**What needs to be done:** Reproduce every line of the listing as written, apart from the pictures.

**Extracted material:**
⟨

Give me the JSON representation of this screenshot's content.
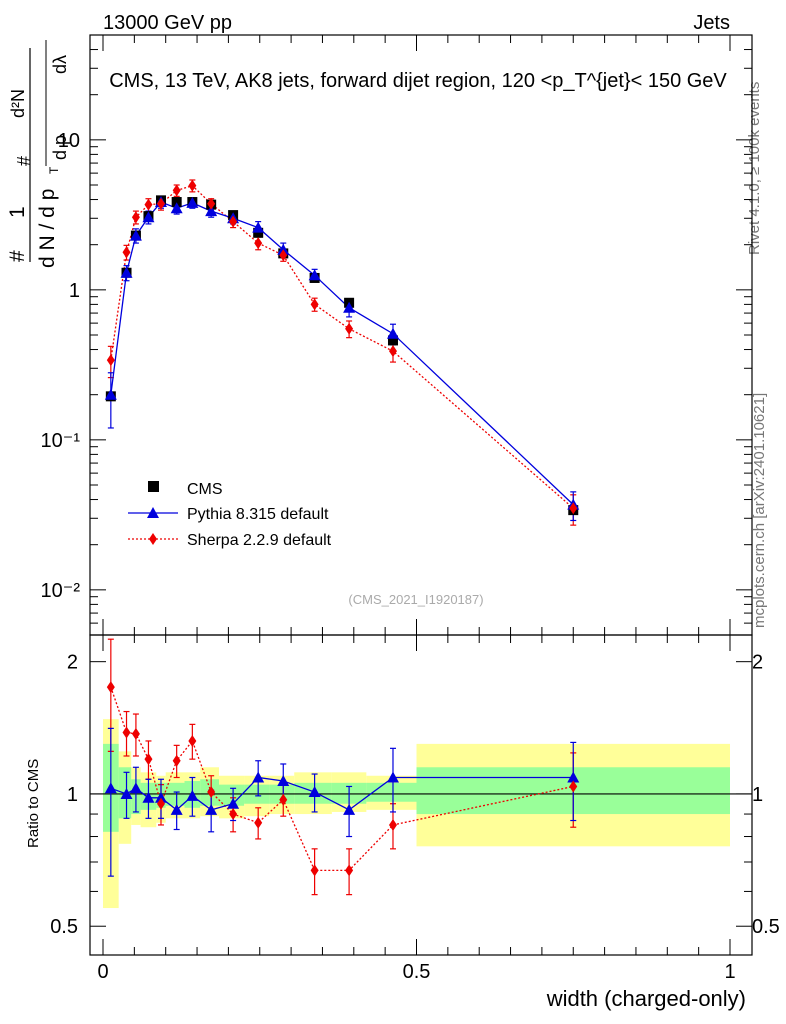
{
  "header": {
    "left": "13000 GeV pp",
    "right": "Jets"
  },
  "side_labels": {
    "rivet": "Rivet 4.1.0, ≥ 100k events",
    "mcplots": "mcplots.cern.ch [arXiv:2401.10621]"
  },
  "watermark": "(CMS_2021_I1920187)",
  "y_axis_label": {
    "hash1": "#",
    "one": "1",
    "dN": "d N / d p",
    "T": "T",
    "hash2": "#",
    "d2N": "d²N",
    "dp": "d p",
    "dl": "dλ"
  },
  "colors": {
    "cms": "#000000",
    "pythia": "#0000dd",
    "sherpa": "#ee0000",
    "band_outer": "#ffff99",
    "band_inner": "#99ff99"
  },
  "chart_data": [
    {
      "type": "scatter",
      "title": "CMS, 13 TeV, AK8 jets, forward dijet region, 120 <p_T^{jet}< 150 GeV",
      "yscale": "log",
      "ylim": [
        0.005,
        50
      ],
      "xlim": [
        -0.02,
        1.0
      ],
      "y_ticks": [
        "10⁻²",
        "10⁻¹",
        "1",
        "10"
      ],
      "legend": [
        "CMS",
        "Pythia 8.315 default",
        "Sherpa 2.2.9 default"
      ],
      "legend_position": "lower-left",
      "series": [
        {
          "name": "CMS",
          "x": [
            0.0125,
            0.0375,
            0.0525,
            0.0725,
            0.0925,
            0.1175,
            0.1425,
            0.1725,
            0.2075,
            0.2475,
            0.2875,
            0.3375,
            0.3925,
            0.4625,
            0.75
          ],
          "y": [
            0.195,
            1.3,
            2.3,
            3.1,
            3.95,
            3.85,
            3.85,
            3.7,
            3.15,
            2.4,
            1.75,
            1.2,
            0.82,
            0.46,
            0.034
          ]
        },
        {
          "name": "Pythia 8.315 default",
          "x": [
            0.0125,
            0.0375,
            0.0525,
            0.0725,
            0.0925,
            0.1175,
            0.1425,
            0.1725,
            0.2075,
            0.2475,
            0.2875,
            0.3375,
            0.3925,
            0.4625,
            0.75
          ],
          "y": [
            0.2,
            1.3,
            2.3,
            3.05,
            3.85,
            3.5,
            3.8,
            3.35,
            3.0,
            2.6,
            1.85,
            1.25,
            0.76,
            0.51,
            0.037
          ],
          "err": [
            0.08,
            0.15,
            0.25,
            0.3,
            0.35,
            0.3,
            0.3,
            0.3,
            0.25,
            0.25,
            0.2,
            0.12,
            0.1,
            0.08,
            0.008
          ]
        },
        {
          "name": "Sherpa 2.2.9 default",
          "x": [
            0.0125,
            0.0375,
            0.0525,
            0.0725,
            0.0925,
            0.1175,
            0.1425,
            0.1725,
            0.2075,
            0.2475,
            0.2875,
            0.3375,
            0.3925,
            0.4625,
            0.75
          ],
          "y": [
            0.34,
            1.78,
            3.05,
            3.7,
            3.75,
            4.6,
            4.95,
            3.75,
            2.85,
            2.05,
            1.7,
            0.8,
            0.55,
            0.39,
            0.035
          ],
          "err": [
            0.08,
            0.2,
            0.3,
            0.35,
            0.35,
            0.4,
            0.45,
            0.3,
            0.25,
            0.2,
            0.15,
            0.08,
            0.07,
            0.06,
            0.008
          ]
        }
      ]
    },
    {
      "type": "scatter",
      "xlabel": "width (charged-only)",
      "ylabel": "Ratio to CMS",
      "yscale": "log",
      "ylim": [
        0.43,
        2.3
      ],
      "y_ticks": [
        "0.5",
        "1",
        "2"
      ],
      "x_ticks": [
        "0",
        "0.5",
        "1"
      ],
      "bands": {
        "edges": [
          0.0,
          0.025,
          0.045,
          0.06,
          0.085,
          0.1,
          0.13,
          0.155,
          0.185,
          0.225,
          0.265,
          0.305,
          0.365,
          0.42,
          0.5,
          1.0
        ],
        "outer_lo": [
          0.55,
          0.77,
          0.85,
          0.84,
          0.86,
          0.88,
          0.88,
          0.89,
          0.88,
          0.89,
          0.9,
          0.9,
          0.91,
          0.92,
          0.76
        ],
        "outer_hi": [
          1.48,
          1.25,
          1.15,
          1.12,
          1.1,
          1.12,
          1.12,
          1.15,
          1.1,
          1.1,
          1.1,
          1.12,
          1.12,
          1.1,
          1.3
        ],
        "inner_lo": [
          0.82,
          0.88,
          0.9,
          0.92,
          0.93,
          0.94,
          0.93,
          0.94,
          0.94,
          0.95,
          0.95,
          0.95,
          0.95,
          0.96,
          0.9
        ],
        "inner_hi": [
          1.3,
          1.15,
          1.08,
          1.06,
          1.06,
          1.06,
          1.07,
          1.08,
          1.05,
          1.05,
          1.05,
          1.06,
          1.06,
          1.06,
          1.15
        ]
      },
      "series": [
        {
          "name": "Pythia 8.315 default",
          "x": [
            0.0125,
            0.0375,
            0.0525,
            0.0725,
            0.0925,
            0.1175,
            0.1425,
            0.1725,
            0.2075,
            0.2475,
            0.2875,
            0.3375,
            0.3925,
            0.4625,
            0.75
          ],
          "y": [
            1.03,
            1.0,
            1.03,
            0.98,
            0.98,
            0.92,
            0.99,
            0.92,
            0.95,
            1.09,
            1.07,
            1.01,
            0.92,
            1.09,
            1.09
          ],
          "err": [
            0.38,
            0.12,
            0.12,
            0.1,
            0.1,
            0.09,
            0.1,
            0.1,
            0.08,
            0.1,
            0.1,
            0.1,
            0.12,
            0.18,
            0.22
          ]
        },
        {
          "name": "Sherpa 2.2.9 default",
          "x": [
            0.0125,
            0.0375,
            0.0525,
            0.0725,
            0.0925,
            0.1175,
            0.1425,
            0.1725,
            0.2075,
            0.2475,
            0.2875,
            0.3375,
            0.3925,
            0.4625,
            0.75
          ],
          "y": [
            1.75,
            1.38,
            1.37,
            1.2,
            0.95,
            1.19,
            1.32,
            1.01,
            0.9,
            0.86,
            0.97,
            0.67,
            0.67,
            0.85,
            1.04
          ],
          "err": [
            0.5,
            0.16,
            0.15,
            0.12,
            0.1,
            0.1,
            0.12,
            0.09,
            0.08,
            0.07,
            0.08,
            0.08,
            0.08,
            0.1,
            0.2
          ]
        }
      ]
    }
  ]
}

⟩

**Task response:**
Give me the JSON representation of this screenshot's content.
{
  "header": {
    "left": "13000 GeV pp",
    "right": "Jets"
  },
  "side_labels": {
    "rivet": "Rivet 4.1.0, ≥ 100k events",
    "mcplots": "mcplots.cern.ch [arXiv:2401.10621]"
  },
  "watermark": "(CMS_2021_I1920187)",
  "y_axis_label": {
    "hash1": "#",
    "one": "1",
    "dN": "d N / d p",
    "T": "T",
    "hash2": "#",
    "d2N": "d²N",
    "dp": "d p",
    "dl": "dλ"
  },
  "colors": {
    "cms": "#000000",
    "pythia": "#0000dd",
    "sherpa": "#ee0000",
    "band_outer": "#ffff99",
    "band_inner": "#99ff99"
  },
  "chart_data": [
    {
      "type": "scatter",
      "title": "CMS, 13 TeV, AK8 jets, forward dijet region, 120 <p_T^{jet}< 150 GeV",
      "yscale": "log",
      "ylim": [
        0.005,
        50
      ],
      "xlim": [
        -0.02,
        1.0
      ],
      "y_ticks": [
        "10⁻²",
        "10⁻¹",
        "1",
        "10"
      ],
      "legend": [
        "CMS",
        "Pythia 8.315 default",
        "Sherpa 2.2.9 default"
      ],
      "legend_position": "lower-left",
      "series": [
        {
          "name": "CMS",
          "x": [
            0.0125,
            0.0375,
            0.0525,
            0.0725,
            0.0925,
            0.1175,
            0.1425,
            0.1725,
            0.2075,
            0.2475,
            0.2875,
            0.3375,
            0.3925,
            0.4625,
            0.75
          ],
          "y": [
            0.195,
            1.3,
            2.3,
            3.1,
            3.95,
            3.85,
            3.85,
            3.7,
            3.15,
            2.4,
            1.75,
            1.2,
            0.82,
            0.46,
            0.034
          ]
        },
        {
          "name": "Pythia 8.315 default",
          "x": [
            0.0125,
            0.0375,
            0.0525,
            0.0725,
            0.0925,
            0.1175,
            0.1425,
            0.1725,
            0.2075,
            0.2475,
            0.2875,
            0.3375,
            0.3925,
            0.4625,
            0.75
          ],
          "y": [
            0.2,
            1.3,
            2.3,
            3.05,
            3.85,
            3.5,
            3.8,
            3.35,
            3.0,
            2.6,
            1.85,
            1.25,
            0.76,
            0.51,
            0.037
          ],
          "err": [
            0.08,
            0.15,
            0.25,
            0.3,
            0.35,
            0.3,
            0.3,
            0.3,
            0.25,
            0.25,
            0.2,
            0.12,
            0.1,
            0.08,
            0.008
          ]
        },
        {
          "name": "Sherpa 2.2.9 default",
          "x": [
            0.0125,
            0.0375,
            0.0525,
            0.0725,
            0.0925,
            0.1175,
            0.1425,
            0.1725,
            0.2075,
            0.2475,
            0.2875,
            0.3375,
            0.3925,
            0.4625,
            0.75
          ],
          "y": [
            0.34,
            1.78,
            3.05,
            3.7,
            3.75,
            4.6,
            4.95,
            3.75,
            2.85,
            2.05,
            1.7,
            0.8,
            0.55,
            0.39,
            0.035
          ],
          "err": [
            0.08,
            0.2,
            0.3,
            0.35,
            0.35,
            0.4,
            0.45,
            0.3,
            0.25,
            0.2,
            0.15,
            0.08,
            0.07,
            0.06,
            0.008
          ]
        }
      ]
    },
    {
      "type": "scatter",
      "xlabel": "width (charged-only)",
      "ylabel": "Ratio to CMS",
      "yscale": "log",
      "ylim": [
        0.43,
        2.3
      ],
      "y_ticks": [
        "0.5",
        "1",
        "2"
      ],
      "x_ticks": [
        "0",
        "0.5",
        "1"
      ],
      "bands": {
        "edges": [
          0.0,
          0.025,
          0.045,
          0.06,
          0.085,
          0.1,
          0.13,
          0.155,
          0.185,
          0.225,
          0.265,
          0.305,
          0.365,
          0.42,
          0.5,
          1.0
        ],
        "outer_lo": [
          0.55,
          0.77,
          0.85,
          0.84,
          0.86,
          0.88,
          0.88,
          0.89,
          0.88,
          0.89,
          0.9,
          0.9,
          0.91,
          0.92,
          0.76
        ],
        "outer_hi": [
          1.48,
          1.25,
          1.15,
          1.12,
          1.1,
          1.12,
          1.12,
          1.15,
          1.1,
          1.1,
          1.1,
          1.12,
          1.12,
          1.1,
          1.3
        ],
        "inner_lo": [
          0.82,
          0.88,
          0.9,
          0.92,
          0.93,
          0.94,
          0.93,
          0.94,
          0.94,
          0.95,
          0.95,
          0.95,
          0.95,
          0.96,
          0.9
        ],
        "inner_hi": [
          1.3,
          1.15,
          1.08,
          1.06,
          1.06,
          1.06,
          1.07,
          1.08,
          1.05,
          1.05,
          1.05,
          1.06,
          1.06,
          1.06,
          1.15
        ]
      },
      "series": [
        {
          "name": "Pythia 8.315 default",
          "x": [
            0.0125,
            0.0375,
            0.0525,
            0.0725,
            0.0925,
            0.1175,
            0.1425,
            0.1725,
            0.2075,
            0.2475,
            0.2875,
            0.3375,
            0.3925,
            0.4625,
            0.75
          ],
          "y": [
            1.03,
            1.0,
            1.03,
            0.98,
            0.98,
            0.92,
            0.99,
            0.92,
            0.95,
            1.09,
            1.07,
            1.01,
            0.92,
            1.09,
            1.09
          ],
          "err": [
            0.38,
            0.12,
            0.12,
            0.1,
            0.1,
            0.09,
            0.1,
            0.1,
            0.08,
            0.1,
            0.1,
            0.1,
            0.12,
            0.18,
            0.22
          ]
        },
        {
          "name": "Sherpa 2.2.9 default",
          "x": [
            0.0125,
            0.0375,
            0.0525,
            0.0725,
            0.0925,
            0.1175,
            0.1425,
            0.1725,
            0.2075,
            0.2475,
            0.2875,
            0.3375,
            0.3925,
            0.4625,
            0.75
          ],
          "y": [
            1.75,
            1.38,
            1.37,
            1.2,
            0.95,
            1.19,
            1.32,
            1.01,
            0.9,
            0.86,
            0.97,
            0.67,
            0.67,
            0.85,
            1.04
          ],
          "err": [
            0.5,
            0.16,
            0.15,
            0.12,
            0.1,
            0.1,
            0.12,
            0.09,
            0.08,
            0.07,
            0.08,
            0.08,
            0.08,
            0.1,
            0.2
          ]
        }
      ]
    }
  ]
}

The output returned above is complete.